[Begin]

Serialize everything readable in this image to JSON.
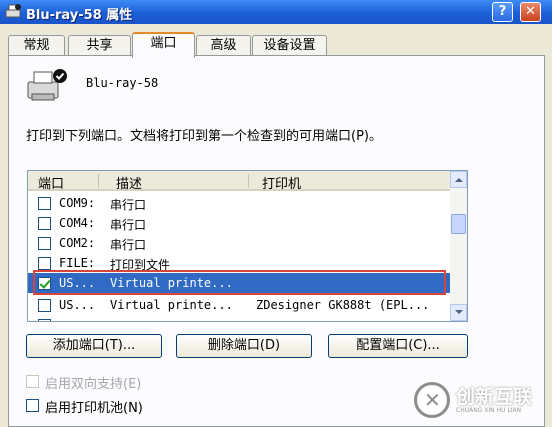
{
  "window": {
    "title": "Blu-ray-58 属性",
    "help_label": "?",
    "close_label": "✕"
  },
  "tabs": [
    {
      "label": "常规"
    },
    {
      "label": "共享"
    },
    {
      "label": "端口"
    },
    {
      "label": "高级"
    },
    {
      "label": "设备设置"
    }
  ],
  "printer": {
    "name": "Blu-ray-58"
  },
  "instruction": "打印到下列端口。文档将打印到第一个检查到的可用端口(P)。",
  "port_list": {
    "headers": [
      "端口",
      "描述",
      "打印机"
    ],
    "rows": [
      {
        "port": "COM9:",
        "desc": "串行口",
        "printer": "",
        "checked": false
      },
      {
        "port": "COM4:",
        "desc": "串行口",
        "printer": "",
        "checked": false
      },
      {
        "port": "COM2:",
        "desc": "串行口",
        "printer": "",
        "checked": false
      },
      {
        "port": "FILE:",
        "desc": "打印到文件",
        "printer": "",
        "checked": false
      },
      {
        "port": "US...",
        "desc": "Virtual printe...",
        "printer": "",
        "checked": true
      },
      {
        "port": "US...",
        "desc": "Virtual printe...",
        "printer": "ZDesigner GK888t (EPL...",
        "checked": false
      }
    ]
  },
  "buttons": {
    "add_port": "添加端口(T)...",
    "delete_port": "删除端口(D)",
    "config_port": "配置端口(C)..."
  },
  "options": {
    "bidirectional": "启用双向支持(E)",
    "pooling": "启用打印机池(N)"
  },
  "watermark": {
    "brand": "创新互联",
    "sub": "CHUANG XIN HU LIAN"
  },
  "colors": {
    "titlebar": "#1c5fd8",
    "selection": "#316ac5",
    "highlight_border": "#d9453a",
    "active_tab_top": "#e68b2c"
  }
}
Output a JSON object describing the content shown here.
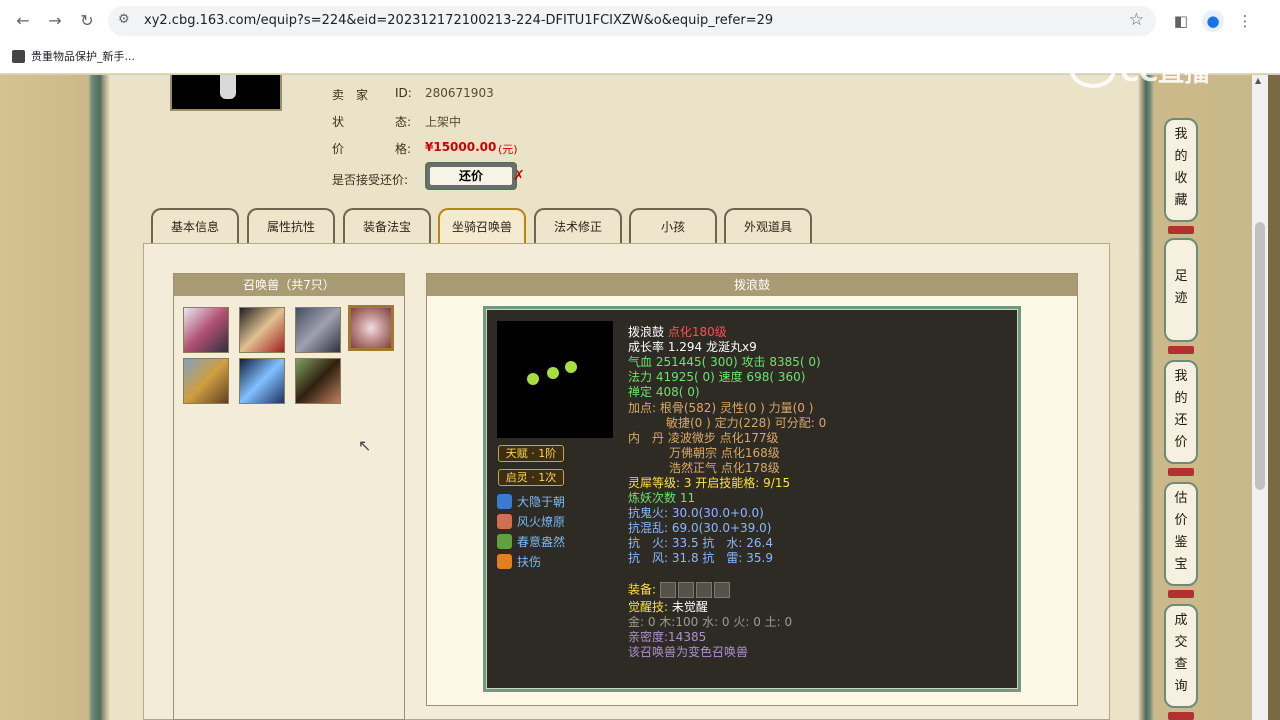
{
  "browser": {
    "url": "xy2.cbg.163.com/equip?s=224&eid=202312172100213-224-DFITU1FCIXZW&o&equip_refer=29",
    "bookmark": "贵重物品保护_新手..."
  },
  "watermark": "CC直播",
  "info": {
    "seller_label": "卖　家",
    "id_label": "ID:",
    "id_value": "280671903",
    "status_label1": "状",
    "status_label2": "态:",
    "status_value": "上架中",
    "price_label1": "价",
    "price_label2": "格:",
    "price_value": "¥15000.00",
    "price_unit": "(元)",
    "bargain_label": "是否接受还价:",
    "bargain_button": "还价"
  },
  "tabs": [
    "基本信息",
    "属性抗性",
    "装备法宝",
    "坐骑召唤兽",
    "法术修正",
    "小孩",
    "外观道具"
  ],
  "pet_panel": {
    "title": "召唤兽（共7只）"
  },
  "detail_panel": {
    "title": "拨浪鼓"
  },
  "badges": {
    "talent": "天赋 · 1阶",
    "awaken": "启灵 · 1次"
  },
  "skills": [
    "大隐于朝",
    "风火燎原",
    "春意盎然",
    "扶伤"
  ],
  "stats": {
    "name": "拨浪鼓",
    "level": "点化180级",
    "growth": "成长率 1.294 龙涎丸x9",
    "hp": "气血 251445( 300) 攻击 8385( 0)",
    "mp": "法力 41925( 0) 速度 698( 360)",
    "zen": "禅定 408( 0)",
    "points1": "加点: 根骨(582) 灵性(0 ) 力量(0 )",
    "points2": "敏捷(0 ) 定力(228) 可分配: 0",
    "neidan1": "内　丹 凌波微步 点化177级",
    "neidan2": "万佛朝宗 点化168级",
    "neidan3": "浩然正气 点化178级",
    "lingxi": "灵犀等级: 3 开启技能格: 9/15",
    "lianyao": "炼妖次数 11",
    "resist_ghost": "抗鬼火: 30.0(30.0+0.0)",
    "resist_chaos": "抗混乱: 69.0(30.0+39.0)",
    "resist_fire_water": "抗　火: 33.5 抗　水: 26.4",
    "resist_wind_thunder": "抗　风: 31.8 抗　雷: 35.9",
    "equip_label": "装备:",
    "awaken_label": "觉醒技:",
    "awaken_value": "未觉醒",
    "elements": "金: 0 木:100 水: 0 火: 0 土: 0",
    "intimacy": "亲密度:14385",
    "variant": "该召唤兽为变色召唤兽"
  },
  "sidebar": [
    "我的收藏",
    "足迹",
    "我的还价",
    "估价鉴宝",
    "成交查询"
  ]
}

[End]

▸ **WHAT TO WORK ON**
All of the lines above should be retyped precisely, apart from the pictures.

▸ **TASK ANSWER**
Serialize everything readable in this image to JSON.
{
  "window": {
    "title": "Blu-ray-58 属性",
    "help_label": "?",
    "close_label": "✕"
  },
  "tabs": [
    {
      "label": "常规"
    },
    {
      "label": "共享"
    },
    {
      "label": "端口"
    },
    {
      "label": "高级"
    },
    {
      "label": "设备设置"
    }
  ],
  "printer": {
    "name": "Blu-ray-58"
  },
  "instruction": "打印到下列端口。文档将打印到第一个检查到的可用端口(P)。",
  "port_list": {
    "headers": [
      "端口",
      "描述",
      "打印机"
    ],
    "rows": [
      {
        "port": "COM9:",
        "desc": "串行口",
        "printer": "",
        "checked": false
      },
      {
        "port": "COM4:",
        "desc": "串行口",
        "printer": "",
        "checked": false
      },
      {
        "port": "COM2:",
        "desc": "串行口",
        "printer": "",
        "checked": false
      },
      {
        "port": "FILE:",
        "desc": "打印到文件",
        "printer": "",
        "checked": false
      },
      {
        "port": "US...",
        "desc": "Virtual printe...",
        "printer": "",
        "checked": true
      },
      {
        "port": "US...",
        "desc": "Virtual printe...",
        "printer": "ZDesigner GK888t (EPL...",
        "checked": false
      }
    ]
  },
  "buttons": {
    "add_port": "添加端口(T)...",
    "delete_port": "删除端口(D)",
    "config_port": "配置端口(C)..."
  },
  "options": {
    "bidirectional": "启用双向支持(E)",
    "pooling": "启用打印机池(N)"
  },
  "watermark": {
    "brand": "创新互联",
    "sub": "CHUANG XIN HU LIAN"
  },
  "colors": {
    "titlebar": "#1c5fd8",
    "selection": "#316ac5",
    "highlight_border": "#d9453a",
    "active_tab_top": "#e68b2c"
  }
}
Output a JSON object describing the content shown here.
{
  "browser": {
    "url": "xy2.cbg.163.com/equip?s=224&eid=202312172100213-224-DFITU1FCIXZW&o&equip_refer=29",
    "bookmark": "贵重物品保护_新手..."
  },
  "watermark": "CC直播",
  "info": {
    "seller_label": "卖　家",
    "id_label": "ID:",
    "id_value": "280671903",
    "status_label1": "状",
    "status_label2": "态:",
    "status_value": "上架中",
    "price_label1": "价",
    "price_label2": "格:",
    "price_value": "¥15000.00",
    "price_unit": "(元)",
    "bargain_label": "是否接受还价:",
    "bargain_button": "还价"
  },
  "tabs": [
    "基本信息",
    "属性抗性",
    "装备法宝",
    "坐骑召唤兽",
    "法术修正",
    "小孩",
    "外观道具"
  ],
  "pet_panel": {
    "title": "召唤兽（共7只）"
  },
  "detail_panel": {
    "title": "拨浪鼓"
  },
  "badges": {
    "talent": "天赋 · 1阶",
    "awaken": "启灵 · 1次"
  },
  "skills": [
    "大隐于朝",
    "风火燎原",
    "春意盎然",
    "扶伤"
  ],
  "stats": {
    "name": "拨浪鼓",
    "level": "点化180级",
    "growth": "成长率 1.294 龙涎丸x9",
    "hp": "气血 251445( 300) 攻击 8385( 0)",
    "mp": "法力 41925( 0) 速度 698( 360)",
    "zen": "禅定 408( 0)",
    "points1": "加点: 根骨(582) 灵性(0 ) 力量(0 )",
    "points2": "敏捷(0 ) 定力(228) 可分配: 0",
    "neidan1": "内　丹 凌波微步 点化177级",
    "neidan2": "万佛朝宗 点化168级",
    "neidan3": "浩然正气 点化178级",
    "lingxi": "灵犀等级: 3 开启技能格: 9/15",
    "lianyao": "炼妖次数 11",
    "resist_ghost": "抗鬼火: 30.0(30.0+0.0)",
    "resist_chaos": "抗混乱: 69.0(30.0+39.0)",
    "resist_fire_water": "抗　火: 33.5 抗　水: 26.4",
    "resist_wind_thunder": "抗　风: 31.8 抗　雷: 35.9",
    "equip_label": "装备:",
    "awaken_label": "觉醒技:",
    "awaken_value": "未觉醒",
    "elements": "金: 0 木:100 水: 0 火: 0 土: 0",
    "intimacy": "亲密度:14385",
    "variant": "该召唤兽为变色召唤兽"
  },
  "sidebar": [
    "我的收藏",
    "足迹",
    "我的还价",
    "估价鉴宝",
    "成交查询"
  ]
}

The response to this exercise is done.